[Items listed in a dataset]
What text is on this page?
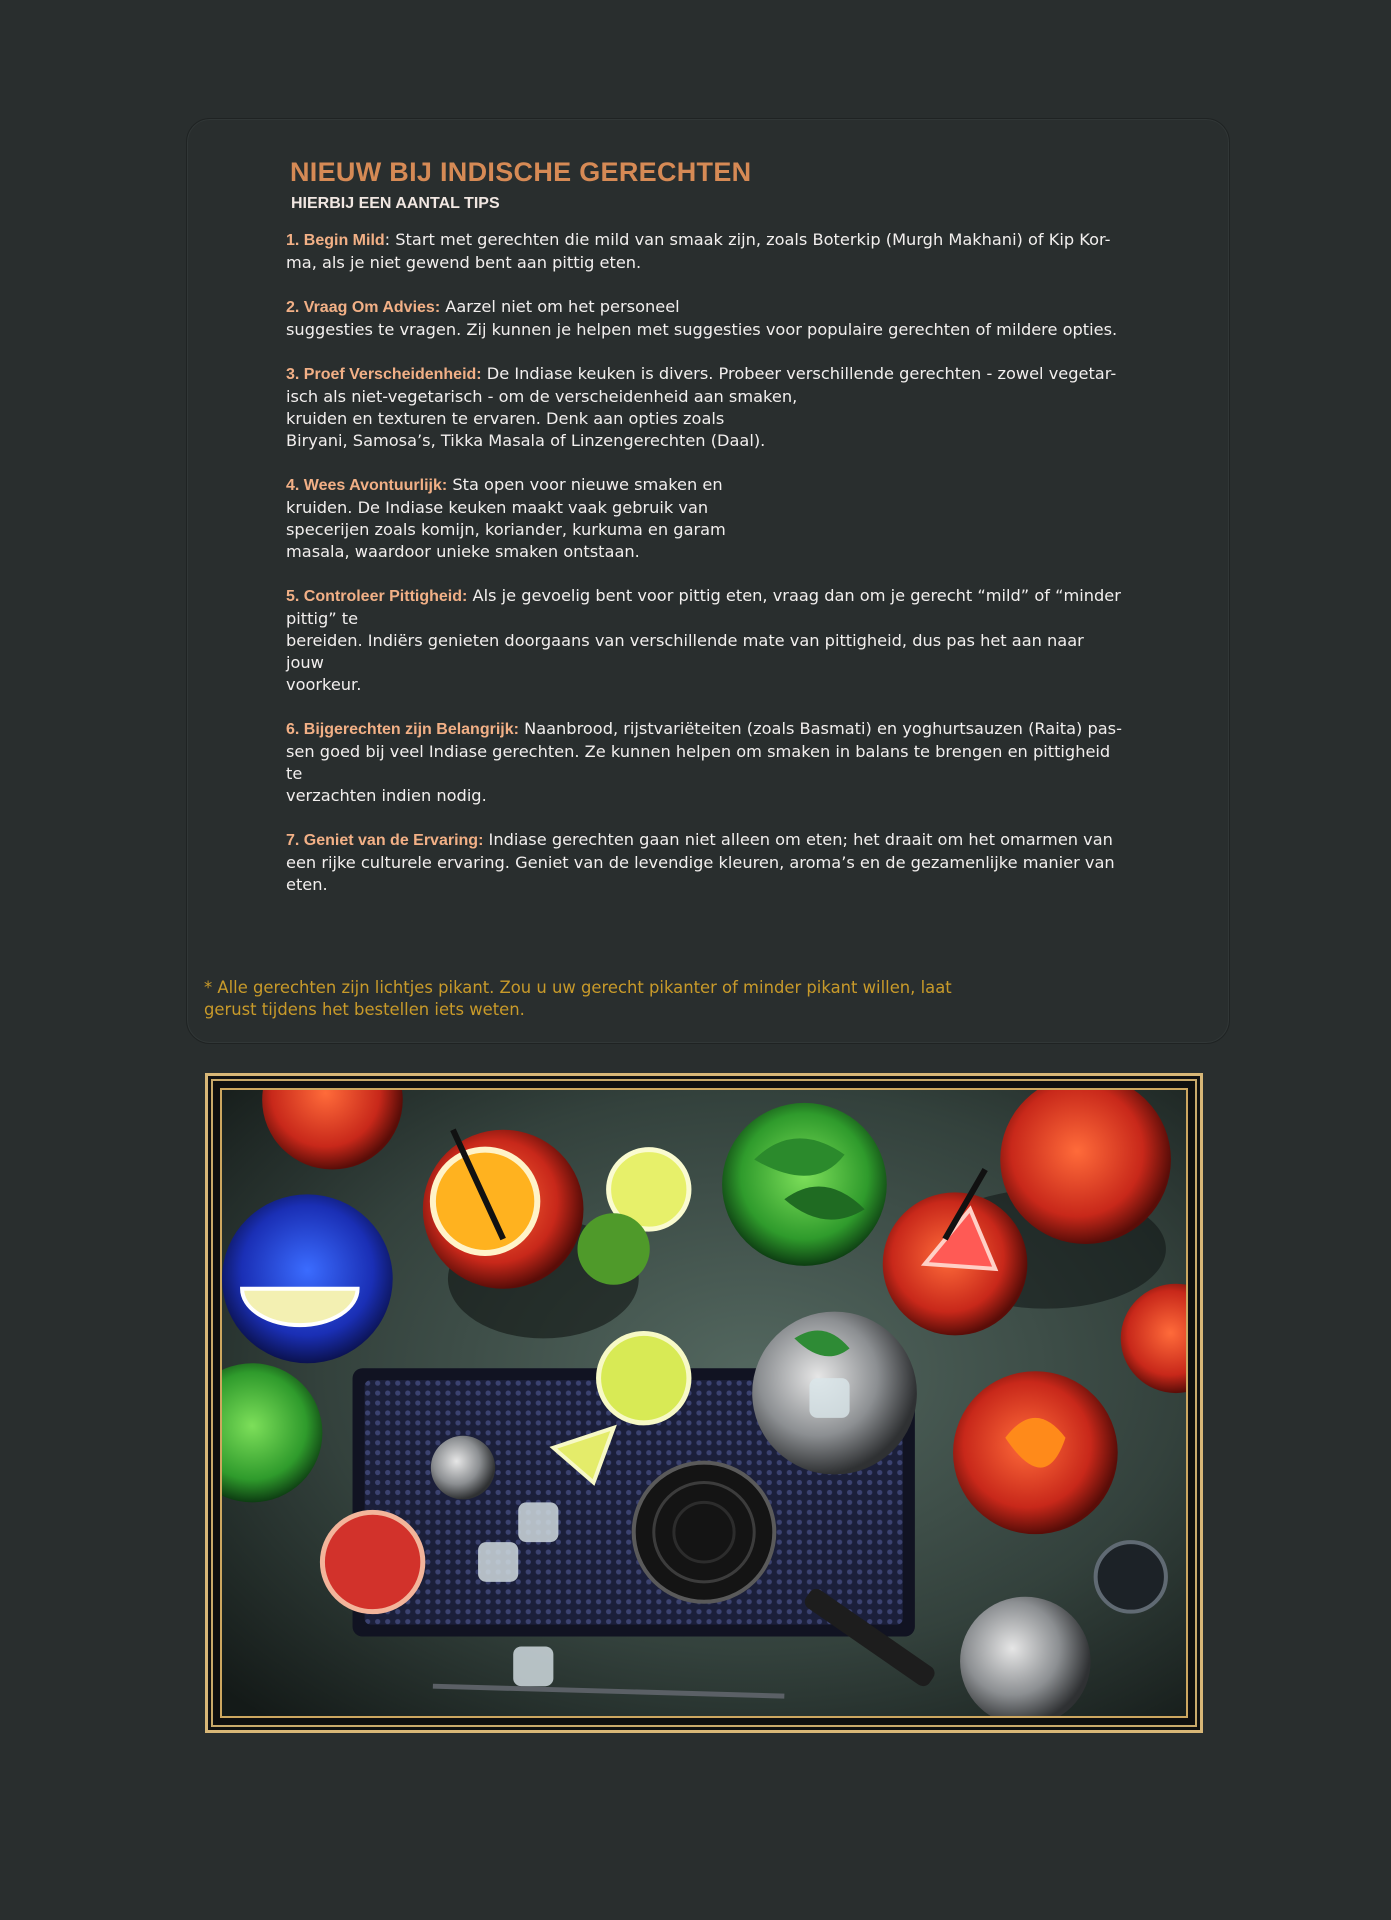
NIEUW BIJ INDISCHE GERECHTEN
HIERBIJ EEN AANTAL TIPS
1. Begin Mild: Start met gerechten die mild van smaak zijn, zoals Boterkip (Murgh Makhani) of Kip Kor-
ma, als je niet gewend bent aan pittig eten.
2. Vraag Om Advies: Aarzel niet om het personeel
suggesties te vragen. Zij kunnen je helpen met suggesties voor populaire gerechten of mildere opties.
3. Proef Verscheidenheid: De Indiase keuken is divers. Probeer verschillende gerechten - zowel vegetar-
isch als niet-vegetarisch - om de verscheidenheid aan smaken,
kruiden en texturen te ervaren. Denk aan opties zoals
Biryani, Samosa’s, Tikka Masala of Linzengerechten (Daal).
4. Wees Avontuurlijk: Sta open voor nieuwe smaken en
kruiden. De Indiase keuken maakt vaak gebruik van
specerijen zoals komijn, koriander, kurkuma en garam
masala, waardoor unieke smaken ontstaan.
5. Controleer Pittigheid: Als je gevoelig bent voor pittig eten, vraag dan om je gerecht “mild” of “minder
pittig” te
bereiden. Indiërs genieten doorgaans van verschillende mate van pittigheid, dus pas het aan naar jouw
voorkeur.
6. Bijgerechten zijn Belangrijk: Naanbrood, rijstvariëteiten (zoals Basmati) en yoghurtsauzen (Raita) pas-
sen goed bij veel Indiase gerechten. Ze kunnen helpen om smaken in balans te brengen en pittigheid te
verzachten indien nodig.
7. Geniet van de Ervaring: Indiase gerechten gaan niet alleen om eten; het draait om het omarmen van
een rijke culturele ervaring. Geniet van de levendige kleuren, aroma’s en de gezamenlijke manier van
eten.

* Alle gerechten zijn lichtjes pikant. Zou u uw gerecht pikanter of minder pikant willen, laat
gerust tijdens het bestellen iets weten.
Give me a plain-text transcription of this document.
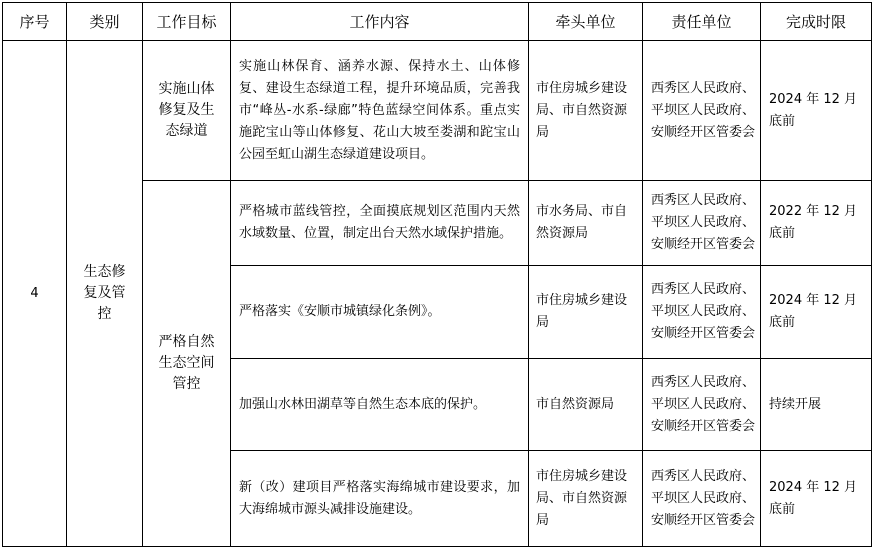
序号	类别	工作目标	工作内容	牵头单位	责任单位	完成时限
4	生态修复及管控	实施山体修复及生态绿道	实施山林保育、涵养水源、保持水土、山体修复、建设生态绿道工程，提升环境品质，完善我市“峰丛-水系-绿廊”特色蓝绿空间体系。重点实施跎宝山等山体修复、花山大坡至娄湖和跎宝山公园至虹山湖生态绿道建设项目。	市住房城乡建设局、市自然资源局	西秀区人民政府、平坝区人民政府、安顺经开区管委会	2024 年 12 月底前
		严格自然生态空间管控	严格城市蓝线管控，全面摸底规划区范围内天然水域数量、位置，制定出台天然水域保护措施。	市水务局、市自然资源局	西秀区人民政府、平坝区人民政府、安顺经开区管委会	2022 年 12 月底前
			严格落实《安顺市城镇绿化条例》。	市住房城乡建设局	西秀区人民政府、平坝区人民政府、安顺经开区管委会	2024 年 12 月底前
			加强山水林田湖草等自然生态本底的保护。	市自然资源局	西秀区人民政府、平坝区人民政府、安顺经开区管委会	持续开展
			新（改）建项目严格落实海绵城市建设要求，加大海绵城市源头减排设施建设。	市住房城乡建设局、市自然资源局	西秀区人民政府、平坝区人民政府、安顺经开区管委会	2024 年 12 月底前
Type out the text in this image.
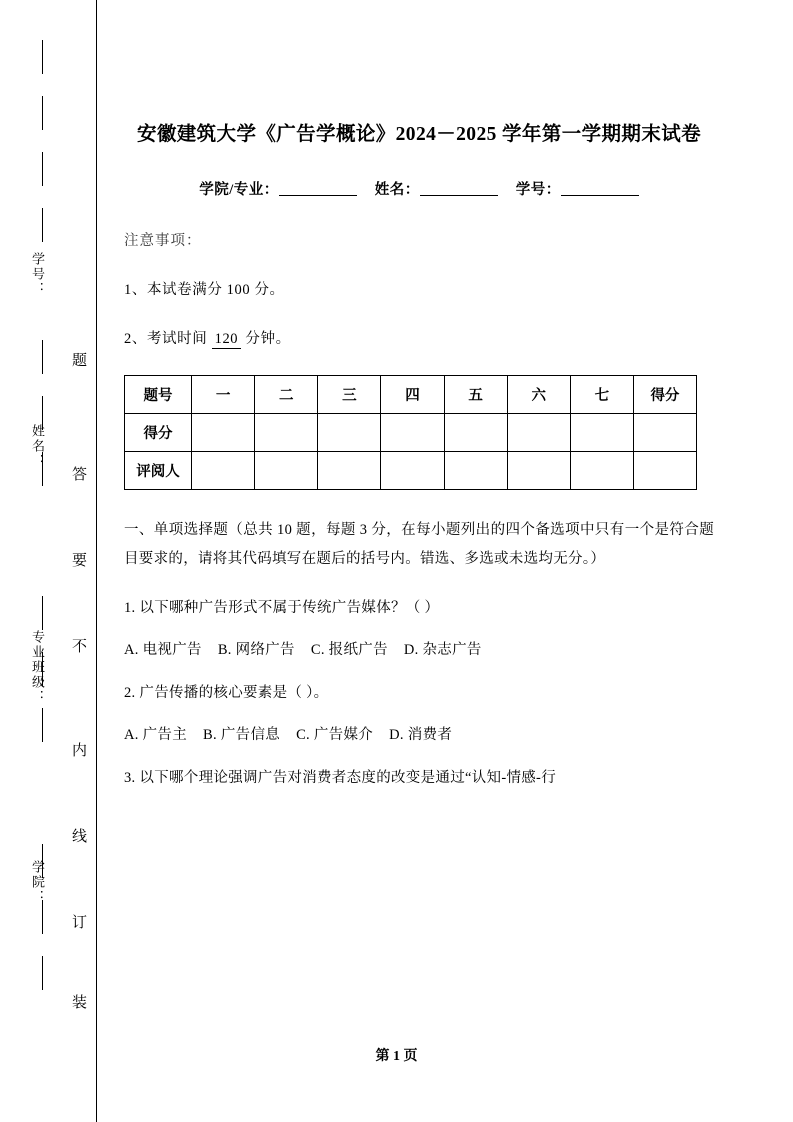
学号：
姓名：
专业班级：
学院：
题
答
要
不
内
线
订
装
安徽建筑大学《广告学概论》2024－2025 学年第一学期期末试卷
学院/专业：	姓名：	学号：
注意事项：
1、本试卷满分 100 分。
2、考试时间 120 分钟。
题号	一	二	三	四	五	六	七	得分
得分								
评阅人								
一、单项选择题（总共 10 题，每题 3 分，在每小题列出的四个备选项中只有一个是符合题目要求的，请将其代码填写在题后的括号内。错选、多选或未选均无分。）
1. 以下哪种广告形式不属于传统广告媒体？（ ）
A. 电视广告 B. 网络广告 C. 报纸广告 D. 杂志广告
2. 广告传播的核心要素是（ ）。
A. 广告主 B. 广告信息 C. 广告媒介 D. 消费者
3. 以下哪个理论强调广告对消费者态度的改变是通过“认知-情感-行
第 1 页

PROBLEM TO SOLVE » Exactly as written, set down the lines from the line holding "Type out the text in this image." to the last line of the data, both ends included, pictures excluded.

ANSWER TO THE EXERCISE »
Type out the text in this image.
学号：
姓名：
专业班级：
学院：
题
答
要
不
内
线
订
装
安徽建筑大学《广告学概论》2024－2025 学年第一学期期末试卷
学院/专业：	姓名：	学号：
注意事项：
1、本试卷满分 100 分。
2、考试时间 120 分钟。
题号	一	二	三	四	五	六	七	得分
得分								
评阅人								
一、单项选择题（总共 10 题，每题 3 分，在每小题列出的四个备选项中只有一个是符合题目要求的，请将其代码填写在题后的括号内。错选、多选或未选均无分。）
1. 以下哪种广告形式不属于传统广告媒体？（ ）
A. 电视广告 B. 网络广告 C. 报纸广告 D. 杂志广告
2. 广告传播的核心要素是（ ）。
A. 广告主 B. 广告信息 C. 广告媒介 D. 消费者
3. 以下哪个理论强调广告对消费者态度的改变是通过“认知-情感-行
第 1 页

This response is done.